▶ _Exercise_: All of the records below must be output exactly, with no pictures carried over.

— BEGIN Material shown —

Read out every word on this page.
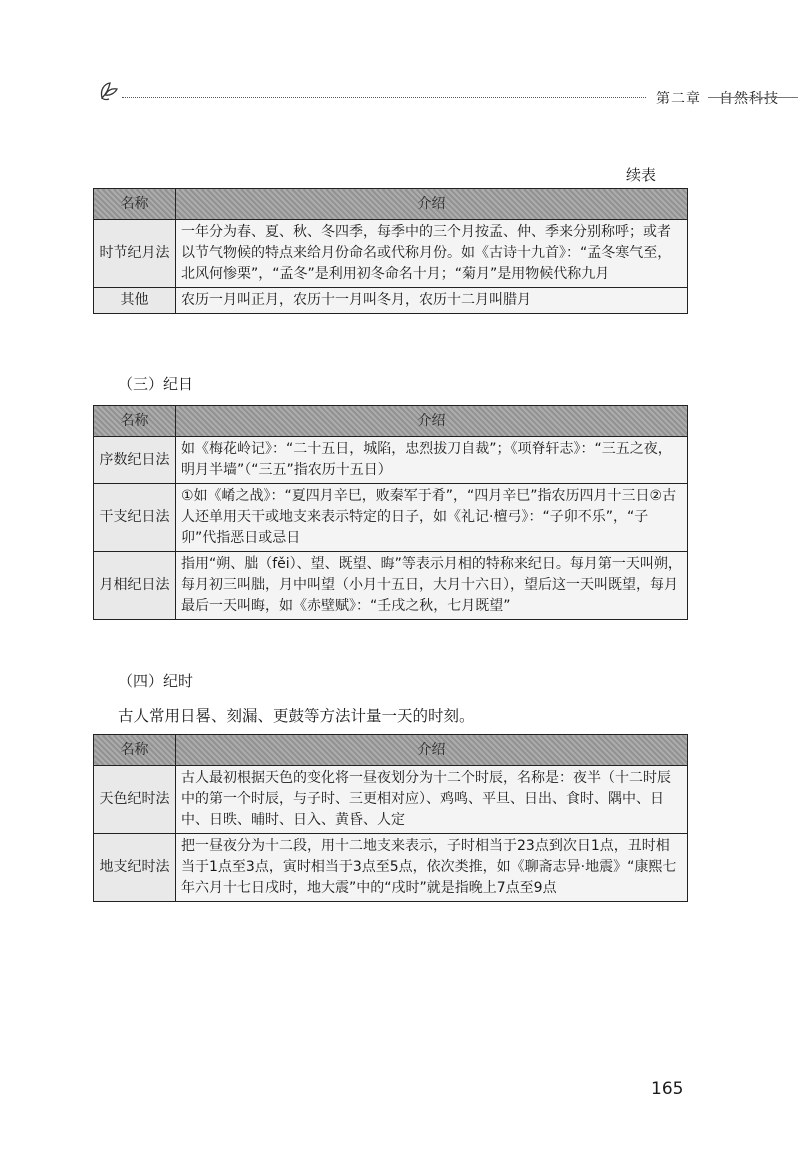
第二章 自然科技
续表
名称	介绍
时节纪月法	一年分为春、夏、秋、冬四季，每季中的三个月按孟、仲、季来分别称呼；或者以节气物候的特点来给月份命名或代称月份。如《古诗十九首》：“孟冬寒气至，北风何惨栗”，“孟冬”是利用初冬命名十月；“菊月”是用物候代称九月
其他	农历一月叫正月，农历十一月叫冬月，农历十二月叫腊月
（三）纪日
名称	介绍
序数纪日法	如《梅花岭记》：“二十五日，城陷，忠烈拔刀自裁”；《项脊轩志》：“三五之夜，明月半墙”（“三五”指农历十五日）
干支纪日法	①如《崤之战》：“夏四月辛巳，败秦军于肴”，“四月辛巳”指农历四月十三日②古人还单用天干或地支来表示特定的日子，如《礼记·檀弓》：“子卯不乐”，“子卯”代指恶日或忌日
月相纪日法	指用“朔、朏（fěi）、望、既望、晦”等表示月相的特称来纪日。每月第一天叫朔，每月初三叫朏，月中叫望（小月十五日，大月十六日），望后这一天叫既望，每月最后一天叫晦，如《赤壁赋》：“壬戌之秋，七月既望”
（四）纪时
古人常用日晷、刻漏、更鼓等方法计量一天的时刻。
名称	介绍
天色纪时法	古人最初根据天色的变化将一昼夜划分为十二个时辰，名称是：夜半（十二时辰中的第一个时辰，与子时、三更相对应）、鸡鸣、平旦、日出、食时、隅中、日中、日昳、晡时、日入、黄昏、人定
地支纪时法	把一昼夜分为十二段，用十二地支来表示，子时相当于23点到次日1点，丑时相当于1点至3点，寅时相当于3点至5点，依次类推，如《聊斋志异·地震》“康熙七年六月十七日戌时，地大震”中的“戌时”就是指晚上7点至9点
165
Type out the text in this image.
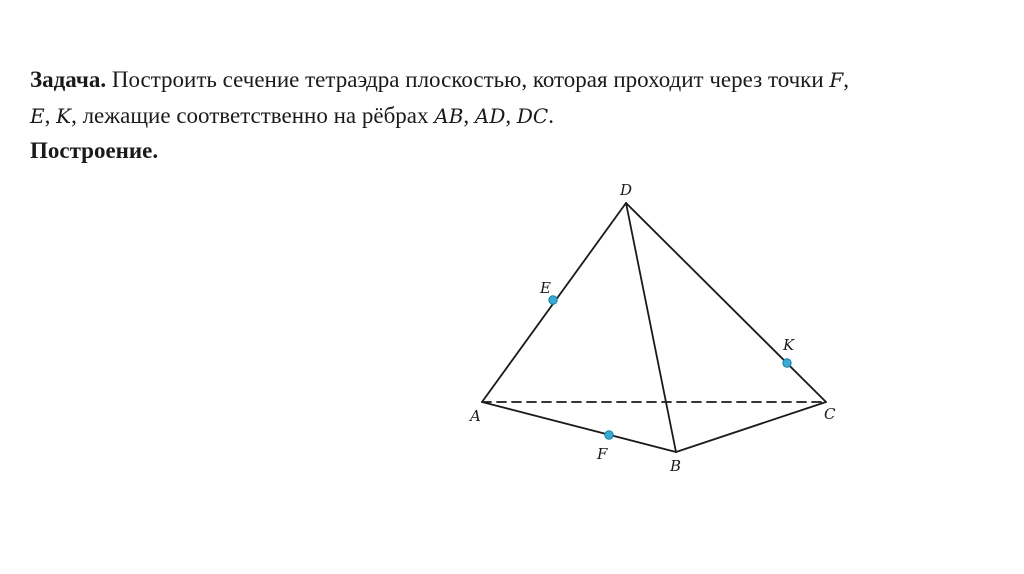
Задача. Построить сечение тетраэдра плоскостью, которая проходит через точки F,
E, K, лежащие соответственно на рёбрах AB, AD, DC.

Построение.

D
E
K
A	C
F
B
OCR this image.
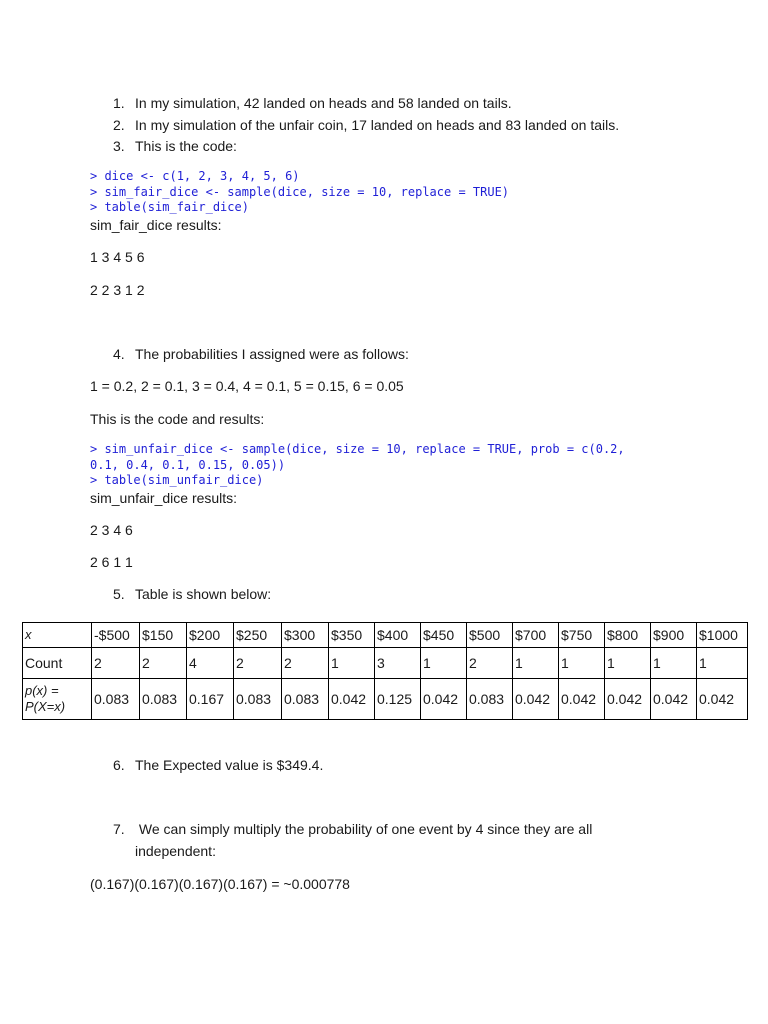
1. In my simulation, 42 landed on heads and 58 landed on tails.
2. In my simulation of the unfair coin, 17 landed on heads and 83 landed on tails.
3. This is the code:
> dice <- c(1, 2, 3, 4, 5, 6)
> sim_fair_dice <- sample(dice, size = 10, replace = TRUE)
> table(sim_fair_dice)
sim_fair_dice results:
1 3 4 5 6
2 2 3 1 2
4. The probabilities I assigned were as follows:
1 = 0.2, 2 = 0.1, 3 = 0.4, 4 = 0.1, 5 = 0.15, 6 = 0.05
This is the code and results:
> sim_unfair_dice <- sample(dice, size = 10, replace = TRUE, prob = c(0.2,
0.1, 0.4, 0.1, 0.15, 0.05))
> table(sim_unfair_dice)
sim_unfair_dice results:
2 3 4 6
2 6 1 1
5. Table is shown below:
x	-$500	$150	$200	$250	$300	$350	$400	$450	$500	$700	$750	$800	$900	$1000
Count	2	2	4	2	2	1	3	1	2	1	1	1	1	1
p(x) = P(X=x)	0.083	0.083	0.167	0.083	0.083	0.042	0.125	0.042	0.083	0.042	0.042	0.042	0.042	0.042
6. The Expected value is $349.4.
7. We can simply multiply the probability of one event by 4 since they are all independent:
(0.167)(0.167)(0.167)(0.167) = ~0.000778
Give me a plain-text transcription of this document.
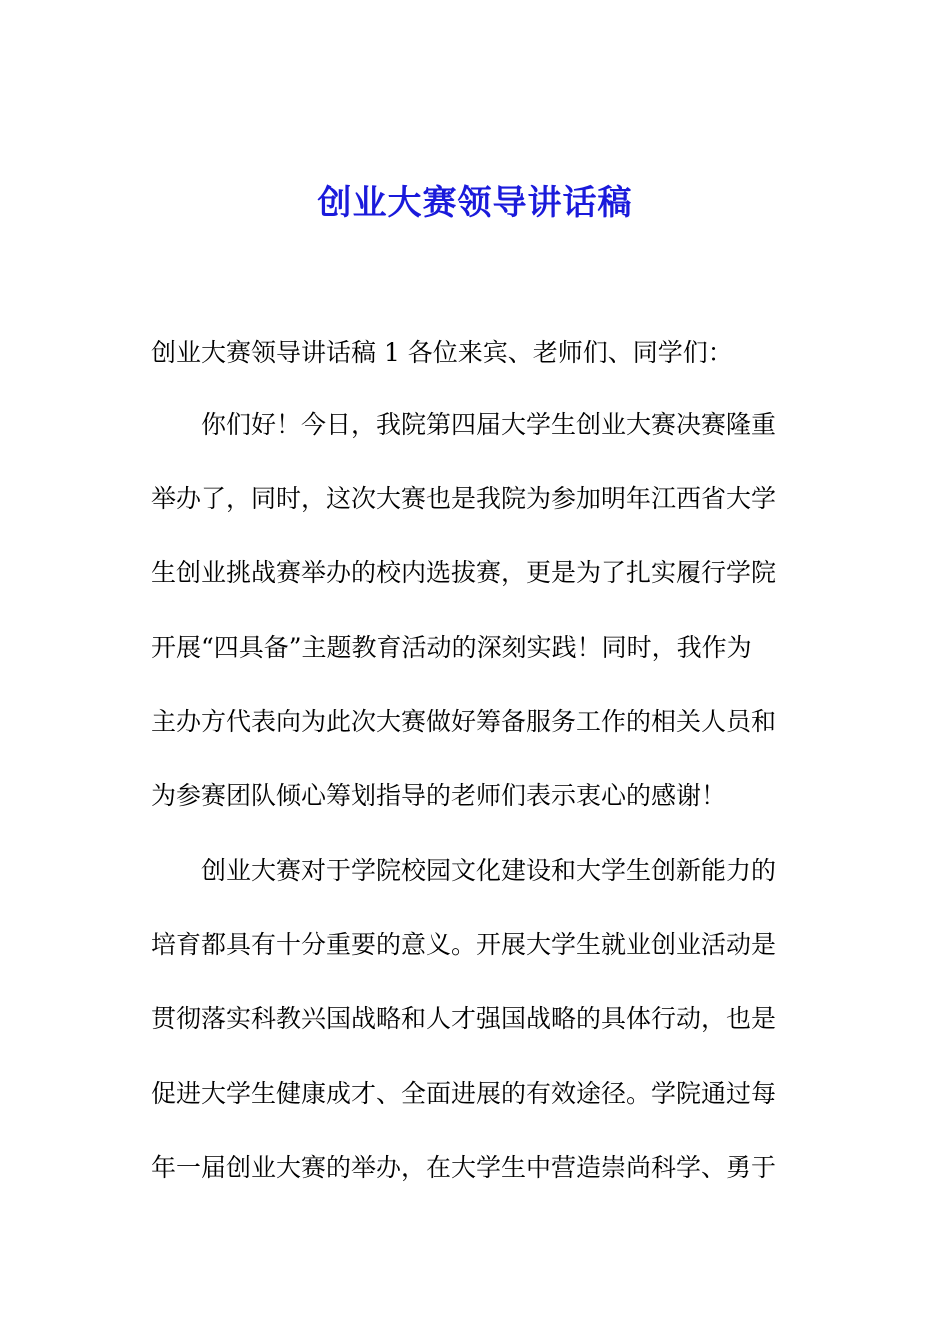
创业大赛领导讲话稿

创业大赛领导讲话稿 1 各位来宾、老师们、同学们：

你们好！今日，我院第四届大学生创业大赛决赛隆重

举办了，同时，这次大赛也是我院为参加明年江西省大学

生创业挑战赛举办的校内选拔赛，更是为了扎实履行学院

开展“四具备”主题教育活动的深刻实践！同时，我作为

主办方代表向为此次大赛做好筹备服务工作的相关人员和

为参赛团队倾心筹划指导的老师们表示衷心的感谢！

创业大赛对于学院校园文化建设和大学生创新能力的

培育都具有十分重要的意义。开展大学生就业创业活动是

贯彻落实科教兴国战略和人才强国战略的具体行动，也是

促进大学生健康成才、全面进展的有效途径。学院通过每

年一届创业大赛的举办，在大学生中营造崇尚科学、勇于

— END Material shown —

▶ _Written response_:
Read out every word on this page.
第二章 自然科技
续表
名称	介绍
时节纪月法	一年分为春、夏、秋、冬四季，每季中的三个月按孟、仲、季来分别称呼；或者以节气物候的特点来给月份命名或代称月份。如《古诗十九首》：“孟冬寒气至，北风何惨栗”，“孟冬”是利用初冬命名十月；“菊月”是用物候代称九月
其他	农历一月叫正月，农历十一月叫冬月，农历十二月叫腊月
（三）纪日
名称	介绍
序数纪日法	如《梅花岭记》：“二十五日，城陷，忠烈拔刀自裁”；《项脊轩志》：“三五之夜，明月半墙”（“三五”指农历十五日）
干支纪日法	①如《崤之战》：“夏四月辛巳，败秦军于肴”，“四月辛巳”指农历四月十三日②古人还单用天干或地支来表示特定的日子，如《礼记·檀弓》：“子卯不乐”，“子卯”代指恶日或忌日
月相纪日法	指用“朔、朏（fěi）、望、既望、晦”等表示月相的特称来纪日。每月第一天叫朔，每月初三叫朏，月中叫望（小月十五日，大月十六日），望后这一天叫既望，每月最后一天叫晦，如《赤壁赋》：“壬戌之秋，七月既望”
（四）纪时
古人常用日晷、刻漏、更鼓等方法计量一天的时刻。
名称	介绍
天色纪时法	古人最初根据天色的变化将一昼夜划分为十二个时辰，名称是：夜半（十二时辰中的第一个时辰，与子时、三更相对应）、鸡鸣、平旦、日出、食时、隅中、日中、日昳、晡时、日入、黄昏、人定
地支纪时法	把一昼夜分为十二段，用十二地支来表示，子时相当于23点到次日1点，丑时相当于1点至3点，寅时相当于3点至5点，依次类推，如《聊斋志异·地震》“康熙七年六月十七日戌时，地大震”中的“戌时”就是指晚上7点至9点
165
Type out the text in this image.
Задача. Построить сечение тетраэдра плоскостью, которая проходит через точки F,
E, K, лежащие соответственно на рёбрах AB, AD, DC.

Построение.

D
E
K
A	C
F
B
OCR this image.
1. In my simulation, 42 landed on heads and 58 landed on tails.
2. In my simulation of the unfair coin, 17 landed on heads and 83 landed on tails.
3. This is the code:
> dice <- c(1, 2, 3, 4, 5, 6)
> sim_fair_dice <- sample(dice, size = 10, replace = TRUE)
> table(sim_fair_dice)
sim_fair_dice results:
1 3 4 5 6
2 2 3 1 2
4. The probabilities I assigned were as follows:
1 = 0.2, 2 = 0.1, 3 = 0.4, 4 = 0.1, 5 = 0.15, 6 = 0.05
This is the code and results:
> sim_unfair_dice <- sample(dice, size = 10, replace = TRUE, prob = c(0.2,
0.1, 0.4, 0.1, 0.15, 0.05))
> table(sim_unfair_dice)
sim_unfair_dice results:
2 3 4 6
2 6 1 1
5. Table is shown below:
x	-$500	$150	$200	$250	$300	$350	$400	$450	$500	$700	$750	$800	$900	$1000
Count	2	2	4	2	2	1	3	1	2	1	1	1	1	1
p(x) = P(X=x)	0.083	0.083	0.167	0.083	0.083	0.042	0.125	0.042	0.083	0.042	0.042	0.042	0.042	0.042
6. The Expected value is $349.4.
7. We can simply multiply the probability of one event by 4 since they are all independent:
(0.167)(0.167)(0.167)(0.167) = ~0.000778
Give me a plain-text transcription of this document.
创业大赛领导讲话稿

创业大赛领导讲话稿 1 各位来宾、老师们、同学们：

你们好！今日，我院第四届大学生创业大赛决赛隆重

举办了，同时，这次大赛也是我院为参加明年江西省大学

生创业挑战赛举办的校内选拔赛，更是为了扎实履行学院

开展“四具备”主题教育活动的深刻实践！同时，我作为

主办方代表向为此次大赛做好筹备服务工作的相关人员和

为参赛团队倾心筹划指导的老师们表示衷心的感谢！

创业大赛对于学院校园文化建设和大学生创新能力的

培育都具有十分重要的意义。开展大学生就业创业活动是

贯彻落实科教兴国战略和人才强国战略的具体行动，也是

促进大学生健康成才、全面进展的有效途径。学院通过每

年一届创业大赛的举办，在大学生中营造崇尚科学、勇于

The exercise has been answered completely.